■ GIVEN TASK: All material below is to be reproduced exactly.

+ + + +

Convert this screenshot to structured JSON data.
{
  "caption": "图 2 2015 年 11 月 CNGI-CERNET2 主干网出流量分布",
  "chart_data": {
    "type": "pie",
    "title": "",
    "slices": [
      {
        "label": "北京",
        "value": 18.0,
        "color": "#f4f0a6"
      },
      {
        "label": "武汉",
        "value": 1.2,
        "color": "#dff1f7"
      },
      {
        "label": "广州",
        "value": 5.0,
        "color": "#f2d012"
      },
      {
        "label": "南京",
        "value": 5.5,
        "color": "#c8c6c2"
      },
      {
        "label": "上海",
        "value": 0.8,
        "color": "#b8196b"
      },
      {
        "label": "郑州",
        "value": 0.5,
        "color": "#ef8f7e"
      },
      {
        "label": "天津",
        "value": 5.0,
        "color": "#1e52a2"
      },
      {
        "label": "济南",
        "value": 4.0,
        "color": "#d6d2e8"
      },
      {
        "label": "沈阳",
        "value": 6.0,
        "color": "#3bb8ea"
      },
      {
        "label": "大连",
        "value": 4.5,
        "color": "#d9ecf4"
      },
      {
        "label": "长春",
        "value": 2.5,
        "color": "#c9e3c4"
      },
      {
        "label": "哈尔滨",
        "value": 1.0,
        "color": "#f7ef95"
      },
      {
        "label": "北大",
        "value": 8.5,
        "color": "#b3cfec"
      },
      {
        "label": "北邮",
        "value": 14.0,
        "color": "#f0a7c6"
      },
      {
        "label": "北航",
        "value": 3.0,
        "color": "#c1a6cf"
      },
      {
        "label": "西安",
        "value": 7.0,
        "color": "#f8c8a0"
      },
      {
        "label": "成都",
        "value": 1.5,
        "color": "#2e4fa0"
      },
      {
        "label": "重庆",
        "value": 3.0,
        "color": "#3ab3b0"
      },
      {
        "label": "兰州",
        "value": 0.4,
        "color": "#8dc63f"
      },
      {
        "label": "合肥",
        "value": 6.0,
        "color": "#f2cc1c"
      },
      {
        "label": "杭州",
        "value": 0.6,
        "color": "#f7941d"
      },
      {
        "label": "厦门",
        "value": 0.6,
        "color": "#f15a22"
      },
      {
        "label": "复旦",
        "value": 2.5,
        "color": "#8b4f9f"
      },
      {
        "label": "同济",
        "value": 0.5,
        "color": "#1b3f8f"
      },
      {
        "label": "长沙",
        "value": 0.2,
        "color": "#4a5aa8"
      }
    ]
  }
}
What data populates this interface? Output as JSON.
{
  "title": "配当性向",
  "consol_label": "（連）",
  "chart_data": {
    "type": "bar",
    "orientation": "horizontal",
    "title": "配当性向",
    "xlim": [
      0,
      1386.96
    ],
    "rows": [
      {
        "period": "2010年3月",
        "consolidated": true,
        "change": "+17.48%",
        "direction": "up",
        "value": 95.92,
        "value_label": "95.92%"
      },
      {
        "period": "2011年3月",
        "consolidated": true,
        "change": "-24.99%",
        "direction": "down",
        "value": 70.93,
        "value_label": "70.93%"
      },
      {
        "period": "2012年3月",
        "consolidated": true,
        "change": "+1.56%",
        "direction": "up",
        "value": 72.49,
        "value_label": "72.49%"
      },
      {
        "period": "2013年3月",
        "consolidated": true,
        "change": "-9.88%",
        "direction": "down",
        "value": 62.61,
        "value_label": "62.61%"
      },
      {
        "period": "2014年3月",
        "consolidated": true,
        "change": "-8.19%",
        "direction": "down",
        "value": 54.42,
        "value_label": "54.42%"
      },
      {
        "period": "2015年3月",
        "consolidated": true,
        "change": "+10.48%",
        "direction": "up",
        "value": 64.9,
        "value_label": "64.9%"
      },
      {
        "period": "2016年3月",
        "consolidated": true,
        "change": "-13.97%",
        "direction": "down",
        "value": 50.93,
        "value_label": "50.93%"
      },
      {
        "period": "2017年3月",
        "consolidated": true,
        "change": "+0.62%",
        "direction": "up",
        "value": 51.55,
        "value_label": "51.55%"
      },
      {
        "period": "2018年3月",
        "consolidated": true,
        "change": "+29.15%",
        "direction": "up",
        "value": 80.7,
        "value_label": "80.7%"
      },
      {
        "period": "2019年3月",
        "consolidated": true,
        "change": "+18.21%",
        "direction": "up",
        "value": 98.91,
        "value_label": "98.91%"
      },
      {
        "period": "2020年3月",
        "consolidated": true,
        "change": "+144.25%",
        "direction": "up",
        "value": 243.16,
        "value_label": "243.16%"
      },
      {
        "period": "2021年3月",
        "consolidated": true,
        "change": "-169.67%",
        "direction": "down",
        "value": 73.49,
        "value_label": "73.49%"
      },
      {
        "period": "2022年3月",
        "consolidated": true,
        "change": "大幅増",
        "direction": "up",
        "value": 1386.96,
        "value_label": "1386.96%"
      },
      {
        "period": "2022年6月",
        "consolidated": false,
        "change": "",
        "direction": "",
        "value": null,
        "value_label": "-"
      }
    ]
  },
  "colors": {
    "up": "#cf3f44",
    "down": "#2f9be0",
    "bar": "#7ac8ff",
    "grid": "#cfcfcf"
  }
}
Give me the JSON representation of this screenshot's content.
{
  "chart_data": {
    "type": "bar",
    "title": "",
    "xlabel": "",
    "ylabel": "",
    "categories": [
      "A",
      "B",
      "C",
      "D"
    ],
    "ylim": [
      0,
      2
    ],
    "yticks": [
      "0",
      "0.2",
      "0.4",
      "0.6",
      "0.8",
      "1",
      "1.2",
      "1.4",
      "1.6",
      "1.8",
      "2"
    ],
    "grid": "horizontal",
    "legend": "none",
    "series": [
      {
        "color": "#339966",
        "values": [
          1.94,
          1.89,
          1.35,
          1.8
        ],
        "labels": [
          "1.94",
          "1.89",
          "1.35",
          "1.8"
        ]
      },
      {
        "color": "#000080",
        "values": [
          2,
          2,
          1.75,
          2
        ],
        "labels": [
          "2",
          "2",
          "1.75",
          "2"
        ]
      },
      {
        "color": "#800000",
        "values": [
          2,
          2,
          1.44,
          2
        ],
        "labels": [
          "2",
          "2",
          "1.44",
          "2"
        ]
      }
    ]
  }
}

+ + + +

■ SOLUTION TO THIS PROBLEM:
Convert this screenshot to structured JSON data.
{
  "caption": "图 2 2015 年 11 月 CNGI-CERNET2 主干网出流量分布",
  "chart_data": {
    "type": "pie",
    "title": "",
    "slices": [
      {
        "label": "北京",
        "value": 18.0,
        "color": "#f4f0a6"
      },
      {
        "label": "武汉",
        "value": 1.2,
        "color": "#dff1f7"
      },
      {
        "label": "广州",
        "value": 5.0,
        "color": "#f2d012"
      },
      {
        "label": "南京",
        "value": 5.5,
        "color": "#c8c6c2"
      },
      {
        "label": "上海",
        "value": 0.8,
        "color": "#b8196b"
      },
      {
        "label": "郑州",
        "value": 0.5,
        "color": "#ef8f7e"
      },
      {
        "label": "天津",
        "value": 5.0,
        "color": "#1e52a2"
      },
      {
        "label": "济南",
        "value": 4.0,
        "color": "#d6d2e8"
      },
      {
        "label": "沈阳",
        "value": 6.0,
        "color": "#3bb8ea"
      },
      {
        "label": "大连",
        "value": 4.5,
        "color": "#d9ecf4"
      },
      {
        "label": "长春",
        "value": 2.5,
        "color": "#c9e3c4"
      },
      {
        "label": "哈尔滨",
        "value": 1.0,
        "color": "#f7ef95"
      },
      {
        "label": "北大",
        "value": 8.5,
        "color": "#b3cfec"
      },
      {
        "label": "北邮",
        "value": 14.0,
        "color": "#f0a7c6"
      },
      {
        "label": "北航",
        "value": 3.0,
        "color": "#c1a6cf"
      },
      {
        "label": "西安",
        "value": 7.0,
        "color": "#f8c8a0"
      },
      {
        "label": "成都",
        "value": 1.5,
        "color": "#2e4fa0"
      },
      {
        "label": "重庆",
        "value": 3.0,
        "color": "#3ab3b0"
      },
      {
        "label": "兰州",
        "value": 0.4,
        "color": "#8dc63f"
      },
      {
        "label": "合肥",
        "value": 6.0,
        "color": "#f2cc1c"
      },
      {
        "label": "杭州",
        "value": 0.6,
        "color": "#f7941d"
      },
      {
        "label": "厦门",
        "value": 0.6,
        "color": "#f15a22"
      },
      {
        "label": "复旦",
        "value": 2.5,
        "color": "#8b4f9f"
      },
      {
        "label": "同济",
        "value": 0.5,
        "color": "#1b3f8f"
      },
      {
        "label": "长沙",
        "value": 0.2,
        "color": "#4a5aa8"
      }
    ]
  }
}
What data populates this interface? Output as JSON.
{
  "title": "配当性向",
  "consol_label": "（連）",
  "chart_data": {
    "type": "bar",
    "orientation": "horizontal",
    "title": "配当性向",
    "xlim": [
      0,
      1386.96
    ],
    "rows": [
      {
        "period": "2010年3月",
        "consolidated": true,
        "change": "+17.48%",
        "direction": "up",
        "value": 95.92,
        "value_label": "95.92%"
      },
      {
        "period": "2011年3月",
        "consolidated": true,
        "change": "-24.99%",
        "direction": "down",
        "value": 70.93,
        "value_label": "70.93%"
      },
      {
        "period": "2012年3月",
        "consolidated": true,
        "change": "+1.56%",
        "direction": "up",
        "value": 72.49,
        "value_label": "72.49%"
      },
      {
        "period": "2013年3月",
        "consolidated": true,
        "change": "-9.88%",
        "direction": "down",
        "value": 62.61,
        "value_label": "62.61%"
      },
      {
        "period": "2014年3月",
        "consolidated": true,
        "change": "-8.19%",
        "direction": "down",
        "value": 54.42,
        "value_label": "54.42%"
      },
      {
        "period": "2015年3月",
        "consolidated": true,
        "change": "+10.48%",
        "direction": "up",
        "value": 64.9,
        "value_label": "64.9%"
      },
      {
        "period": "2016年3月",
        "consolidated": true,
        "change": "-13.97%",
        "direction": "down",
        "value": 50.93,
        "value_label": "50.93%"
      },
      {
        "period": "2017年3月",
        "consolidated": true,
        "change": "+0.62%",
        "direction": "up",
        "value": 51.55,
        "value_label": "51.55%"
      },
      {
        "period": "2018年3月",
        "consolidated": true,
        "change": "+29.15%",
        "direction": "up",
        "value": 80.7,
        "value_label": "80.7%"
      },
      {
        "period": "2019年3月",
        "consolidated": true,
        "change": "+18.21%",
        "direction": "up",
        "value": 98.91,
        "value_label": "98.91%"
      },
      {
        "period": "2020年3月",
        "consolidated": true,
        "change": "+144.25%",
        "direction": "up",
        "value": 243.16,
        "value_label": "243.16%"
      },
      {
        "period": "2021年3月",
        "consolidated": true,
        "change": "-169.67%",
        "direction": "down",
        "value": 73.49,
        "value_label": "73.49%"
      },
      {
        "period": "2022年3月",
        "consolidated": true,
        "change": "大幅増",
        "direction": "up",
        "value": 1386.96,
        "value_label": "1386.96%"
      },
      {
        "period": "2022年6月",
        "consolidated": false,
        "change": "",
        "direction": "",
        "value": null,
        "value_label": "-"
      }
    ]
  },
  "colors": {
    "up": "#cf3f44",
    "down": "#2f9be0",
    "bar": "#7ac8ff",
    "grid": "#cfcfcf"
  }
}
Give me the JSON representation of this screenshot's content.
{
  "chart_data": {
    "type": "bar",
    "title": "",
    "xlabel": "",
    "ylabel": "",
    "categories": [
      "A",
      "B",
      "C",
      "D"
    ],
    "ylim": [
      0,
      2
    ],
    "yticks": [
      "0",
      "0.2",
      "0.4",
      "0.6",
      "0.8",
      "1",
      "1.2",
      "1.4",
      "1.6",
      "1.8",
      "2"
    ],
    "grid": "horizontal",
    "legend": "none",
    "series": [
      {
        "color": "#339966",
        "values": [
          1.94,
          1.89,
          1.35,
          1.8
        ],
        "labels": [
          "1.94",
          "1.89",
          "1.35",
          "1.8"
        ]
      },
      {
        "color": "#000080",
        "values": [
          2,
          2,
          1.75,
          2
        ],
        "labels": [
          "2",
          "2",
          "1.75",
          "2"
        ]
      },
      {
        "color": "#800000",
        "values": [
          2,
          2,
          1.44,
          2
        ],
        "labels": [
          "2",
          "2",
          "1.44",
          "2"
        ]
      }
    ]
  }
}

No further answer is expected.